- Exercise
Write the data out again in full, with no departure from the original.
"""
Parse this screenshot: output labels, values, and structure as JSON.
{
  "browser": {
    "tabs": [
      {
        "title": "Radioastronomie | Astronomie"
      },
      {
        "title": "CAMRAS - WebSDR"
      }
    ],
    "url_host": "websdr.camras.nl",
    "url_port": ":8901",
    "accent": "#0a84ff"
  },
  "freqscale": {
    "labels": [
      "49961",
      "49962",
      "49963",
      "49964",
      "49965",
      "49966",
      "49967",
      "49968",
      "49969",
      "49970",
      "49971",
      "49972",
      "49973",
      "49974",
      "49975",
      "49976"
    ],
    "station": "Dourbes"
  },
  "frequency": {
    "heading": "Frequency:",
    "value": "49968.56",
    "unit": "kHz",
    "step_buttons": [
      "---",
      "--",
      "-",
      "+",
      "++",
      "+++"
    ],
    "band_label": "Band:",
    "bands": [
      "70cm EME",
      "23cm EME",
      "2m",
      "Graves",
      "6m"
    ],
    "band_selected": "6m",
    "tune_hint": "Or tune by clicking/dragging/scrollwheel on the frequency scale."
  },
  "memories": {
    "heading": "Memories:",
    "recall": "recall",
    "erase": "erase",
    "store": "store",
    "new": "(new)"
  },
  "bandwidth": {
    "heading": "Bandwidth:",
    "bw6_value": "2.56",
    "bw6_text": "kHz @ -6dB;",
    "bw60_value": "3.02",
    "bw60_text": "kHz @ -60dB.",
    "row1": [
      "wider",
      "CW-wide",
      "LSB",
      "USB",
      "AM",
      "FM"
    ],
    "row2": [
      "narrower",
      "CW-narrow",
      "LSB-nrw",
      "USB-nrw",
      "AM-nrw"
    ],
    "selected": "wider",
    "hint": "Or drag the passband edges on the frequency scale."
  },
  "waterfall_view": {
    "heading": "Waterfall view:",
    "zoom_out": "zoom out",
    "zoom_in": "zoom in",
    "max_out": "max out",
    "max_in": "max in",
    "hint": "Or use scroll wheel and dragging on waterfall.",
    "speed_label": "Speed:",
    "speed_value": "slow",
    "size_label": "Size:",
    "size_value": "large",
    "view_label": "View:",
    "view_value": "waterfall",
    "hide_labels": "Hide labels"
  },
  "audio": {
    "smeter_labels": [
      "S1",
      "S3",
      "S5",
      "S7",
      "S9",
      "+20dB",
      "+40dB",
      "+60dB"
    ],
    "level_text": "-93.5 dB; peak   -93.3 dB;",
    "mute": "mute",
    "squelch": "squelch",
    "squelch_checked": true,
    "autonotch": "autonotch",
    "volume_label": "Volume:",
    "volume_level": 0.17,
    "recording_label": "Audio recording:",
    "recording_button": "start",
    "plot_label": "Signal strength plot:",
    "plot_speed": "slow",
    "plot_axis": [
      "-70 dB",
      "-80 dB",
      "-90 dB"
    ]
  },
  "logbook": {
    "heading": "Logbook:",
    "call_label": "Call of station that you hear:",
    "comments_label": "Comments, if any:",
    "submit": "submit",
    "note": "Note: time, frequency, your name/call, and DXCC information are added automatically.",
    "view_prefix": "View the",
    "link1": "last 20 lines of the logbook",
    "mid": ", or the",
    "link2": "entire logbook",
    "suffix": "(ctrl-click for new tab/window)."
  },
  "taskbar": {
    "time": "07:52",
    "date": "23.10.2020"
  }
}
"""
- Exercise solution
Parse this screenshot: output labels, values, and structure as JSON.
{
  "browser": {
    "tabs": [
      {
        "title": "Radioastronomie | Astronomie"
      },
      {
        "title": "CAMRAS - WebSDR"
      }
    ],
    "url_host": "websdr.camras.nl",
    "url_port": ":8901",
    "accent": "#0a84ff"
  },
  "freqscale": {
    "labels": [
      "49961",
      "49962",
      "49963",
      "49964",
      "49965",
      "49966",
      "49967",
      "49968",
      "49969",
      "49970",
      "49971",
      "49972",
      "49973",
      "49974",
      "49975",
      "49976"
    ],
    "station": "Dourbes"
  },
  "frequency": {
    "heading": "Frequency:",
    "value": "49968.56",
    "unit": "kHz",
    "step_buttons": [
      "---",
      "--",
      "-",
      "+",
      "++",
      "+++"
    ],
    "band_label": "Band:",
    "bands": [
      "70cm EME",
      "23cm EME",
      "2m",
      "Graves",
      "6m"
    ],
    "band_selected": "6m",
    "tune_hint": "Or tune by clicking/dragging/scrollwheel on the frequency scale."
  },
  "memories": {
    "heading": "Memories:",
    "recall": "recall",
    "erase": "erase",
    "store": "store",
    "new": "(new)"
  },
  "bandwidth": {
    "heading": "Bandwidth:",
    "bw6_value": "2.56",
    "bw6_text": "kHz @ -6dB;",
    "bw60_value": "3.02",
    "bw60_text": "kHz @ -60dB.",
    "row1": [
      "wider",
      "CW-wide",
      "LSB",
      "USB",
      "AM",
      "FM"
    ],
    "row2": [
      "narrower",
      "CW-narrow",
      "LSB-nrw",
      "USB-nrw",
      "AM-nrw"
    ],
    "selected": "wider",
    "hint": "Or drag the passband edges on the frequency scale."
  },
  "waterfall_view": {
    "heading": "Waterfall view:",
    "zoom_out": "zoom out",
    "zoom_in": "zoom in",
    "max_out": "max out",
    "max_in": "max in",
    "hint": "Or use scroll wheel and dragging on waterfall.",
    "speed_label": "Speed:",
    "speed_value": "slow",
    "size_label": "Size:",
    "size_value": "large",
    "view_label": "View:",
    "view_value": "waterfall",
    "hide_labels": "Hide labels"
  },
  "audio": {
    "smeter_labels": [
      "S1",
      "S3",
      "S5",
      "S7",
      "S9",
      "+20dB",
      "+40dB",
      "+60dB"
    ],
    "level_text": "-93.5 dB; peak   -93.3 dB;",
    "mute": "mute",
    "squelch": "squelch",
    "squelch_checked": true,
    "autonotch": "autonotch",
    "volume_label": "Volume:",
    "volume_level": 0.17,
    "recording_label": "Audio recording:",
    "recording_button": "start",
    "plot_label": "Signal strength plot:",
    "plot_speed": "slow",
    "plot_axis": [
      "-70 dB",
      "-80 dB",
      "-90 dB"
    ]
  },
  "logbook": {
    "heading": "Logbook:",
    "call_label": "Call of station that you hear:",
    "comments_label": "Comments, if any:",
    "submit": "submit",
    "note": "Note: time, frequency, your name/call, and DXCC information are added automatically.",
    "view_prefix": "View the",
    "link1": "last 20 lines of the logbook",
    "mid": ", or the",
    "link2": "entire logbook",
    "suffix": "(ctrl-click for new tab/window)."
  },
  "taskbar": {
    "time": "07:52",
    "date": "23.10.2020"
  }
}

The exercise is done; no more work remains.